Every record should be written out exactly, with the pictures left out.

Start of Input material

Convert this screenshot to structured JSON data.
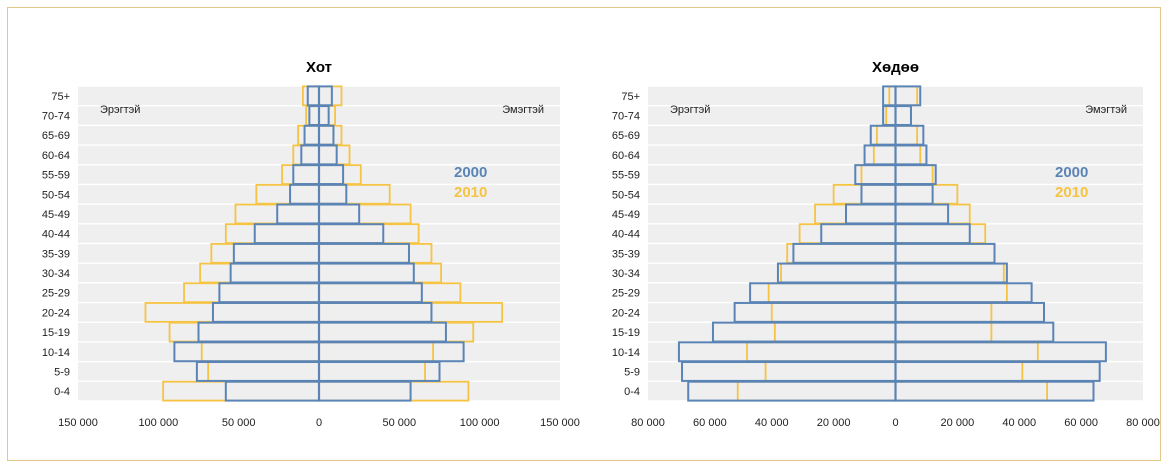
{
  "chart_data": [
    {
      "type": "bar",
      "title": "Хот",
      "left_label": "Эрэгтэй",
      "right_label": "Эмэгтэй",
      "categories": [
        "0-4",
        "5-9",
        "10-14",
        "15-19",
        "20-24",
        "25-29",
        "30-34",
        "35-39",
        "40-44",
        "45-49",
        "50-54",
        "55-59",
        "60-64",
        "65-69",
        "70-74",
        "75+"
      ],
      "xlim": [
        -150000,
        150000
      ],
      "xticks": [
        -150000,
        -100000,
        -50000,
        0,
        50000,
        100000,
        150000
      ],
      "xtick_labels": [
        "150 000",
        "100 000",
        "50 000",
        "0",
        "50 000",
        "100 000",
        "150 000"
      ],
      "grid": true,
      "legend_position": "right-center",
      "series": [
        {
          "name": "2000",
          "color": "#5b84b6",
          "male": [
            58000,
            76000,
            90000,
            75000,
            66000,
            62000,
            55000,
            53000,
            40000,
            26000,
            18000,
            16000,
            11000,
            9000,
            6000,
            7000
          ],
          "female": [
            57000,
            75000,
            90000,
            79000,
            70000,
            64000,
            59000,
            56000,
            40000,
            25000,
            17000,
            15000,
            11000,
            9000,
            6000,
            8000
          ]
        },
        {
          "name": "2010",
          "color": "#f6c342",
          "male": [
            97000,
            69000,
            73000,
            93000,
            108000,
            84000,
            74000,
            67000,
            58000,
            52000,
            39000,
            23000,
            16000,
            13000,
            8000,
            10000
          ],
          "female": [
            93000,
            66000,
            71000,
            96000,
            114000,
            88000,
            76000,
            70000,
            62000,
            57000,
            44000,
            26000,
            19000,
            14000,
            10000,
            14000
          ]
        }
      ]
    },
    {
      "type": "bar",
      "title": "Хөдөө",
      "left_label": "Эрэгтэй",
      "right_label": "Эмэгтэй",
      "categories": [
        "0-4",
        "5-9",
        "10-14",
        "15-19",
        "20-24",
        "25-29",
        "30-34",
        "35-39",
        "40-44",
        "45-49",
        "50-54",
        "55-59",
        "60-64",
        "65-69",
        "70-74",
        "75+"
      ],
      "xlim": [
        -80000,
        80000
      ],
      "xticks": [
        -80000,
        -60000,
        -40000,
        -20000,
        0,
        20000,
        40000,
        60000,
        80000
      ],
      "xtick_labels": [
        "80 000",
        "60 000",
        "40 000",
        "20 000",
        "0",
        "20 000",
        "40 000",
        "60 000",
        "80 000"
      ],
      "grid": true,
      "legend_position": "right-center",
      "series": [
        {
          "name": "2000",
          "color": "#5b84b6",
          "male": [
            67000,
            69000,
            70000,
            59000,
            52000,
            47000,
            38000,
            33000,
            24000,
            16000,
            11000,
            13000,
            10000,
            8000,
            4000,
            4000
          ],
          "female": [
            64000,
            66000,
            68000,
            51000,
            48000,
            44000,
            36000,
            32000,
            24000,
            17000,
            12000,
            13000,
            10000,
            9000,
            5000,
            8000
          ]
        },
        {
          "name": "2010",
          "color": "#f6c342",
          "male": [
            51000,
            42000,
            48000,
            39000,
            40000,
            41000,
            37000,
            35000,
            31000,
            26000,
            20000,
            11000,
            7000,
            6000,
            3000,
            2000
          ],
          "female": [
            49000,
            41000,
            46000,
            31000,
            31000,
            36000,
            35000,
            32000,
            29000,
            24000,
            20000,
            12000,
            8000,
            7000,
            5000,
            7000
          ]
        }
      ]
    }
  ]
}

End of Input material

**Completed task**:
Convert this screenshot to structured JSON data.
{
  "chart_data": [
    {
      "type": "bar",
      "title": "Хот",
      "left_label": "Эрэгтэй",
      "right_label": "Эмэгтэй",
      "categories": [
        "0-4",
        "5-9",
        "10-14",
        "15-19",
        "20-24",
        "25-29",
        "30-34",
        "35-39",
        "40-44",
        "45-49",
        "50-54",
        "55-59",
        "60-64",
        "65-69",
        "70-74",
        "75+"
      ],
      "xlim": [
        -150000,
        150000
      ],
      "xticks": [
        -150000,
        -100000,
        -50000,
        0,
        50000,
        100000,
        150000
      ],
      "xtick_labels": [
        "150 000",
        "100 000",
        "50 000",
        "0",
        "50 000",
        "100 000",
        "150 000"
      ],
      "grid": true,
      "legend_position": "right-center",
      "series": [
        {
          "name": "2000",
          "color": "#5b84b6",
          "male": [
            58000,
            76000,
            90000,
            75000,
            66000,
            62000,
            55000,
            53000,
            40000,
            26000,
            18000,
            16000,
            11000,
            9000,
            6000,
            7000
          ],
          "female": [
            57000,
            75000,
            90000,
            79000,
            70000,
            64000,
            59000,
            56000,
            40000,
            25000,
            17000,
            15000,
            11000,
            9000,
            6000,
            8000
          ]
        },
        {
          "name": "2010",
          "color": "#f6c342",
          "male": [
            97000,
            69000,
            73000,
            93000,
            108000,
            84000,
            74000,
            67000,
            58000,
            52000,
            39000,
            23000,
            16000,
            13000,
            8000,
            10000
          ],
          "female": [
            93000,
            66000,
            71000,
            96000,
            114000,
            88000,
            76000,
            70000,
            62000,
            57000,
            44000,
            26000,
            19000,
            14000,
            10000,
            14000
          ]
        }
      ]
    },
    {
      "type": "bar",
      "title": "Хөдөө",
      "left_label": "Эрэгтэй",
      "right_label": "Эмэгтэй",
      "categories": [
        "0-4",
        "5-9",
        "10-14",
        "15-19",
        "20-24",
        "25-29",
        "30-34",
        "35-39",
        "40-44",
        "45-49",
        "50-54",
        "55-59",
        "60-64",
        "65-69",
        "70-74",
        "75+"
      ],
      "xlim": [
        -80000,
        80000
      ],
      "xticks": [
        -80000,
        -60000,
        -40000,
        -20000,
        0,
        20000,
        40000,
        60000,
        80000
      ],
      "xtick_labels": [
        "80 000",
        "60 000",
        "40 000",
        "20 000",
        "0",
        "20 000",
        "40 000",
        "60 000",
        "80 000"
      ],
      "grid": true,
      "legend_position": "right-center",
      "series": [
        {
          "name": "2000",
          "color": "#5b84b6",
          "male": [
            67000,
            69000,
            70000,
            59000,
            52000,
            47000,
            38000,
            33000,
            24000,
            16000,
            11000,
            13000,
            10000,
            8000,
            4000,
            4000
          ],
          "female": [
            64000,
            66000,
            68000,
            51000,
            48000,
            44000,
            36000,
            32000,
            24000,
            17000,
            12000,
            13000,
            10000,
            9000,
            5000,
            8000
          ]
        },
        {
          "name": "2010",
          "color": "#f6c342",
          "male": [
            51000,
            42000,
            48000,
            39000,
            40000,
            41000,
            37000,
            35000,
            31000,
            26000,
            20000,
            11000,
            7000,
            6000,
            3000,
            2000
          ],
          "female": [
            49000,
            41000,
            46000,
            31000,
            31000,
            36000,
            35000,
            32000,
            29000,
            24000,
            20000,
            12000,
            8000,
            7000,
            5000,
            7000
          ]
        }
      ]
    }
  ]
}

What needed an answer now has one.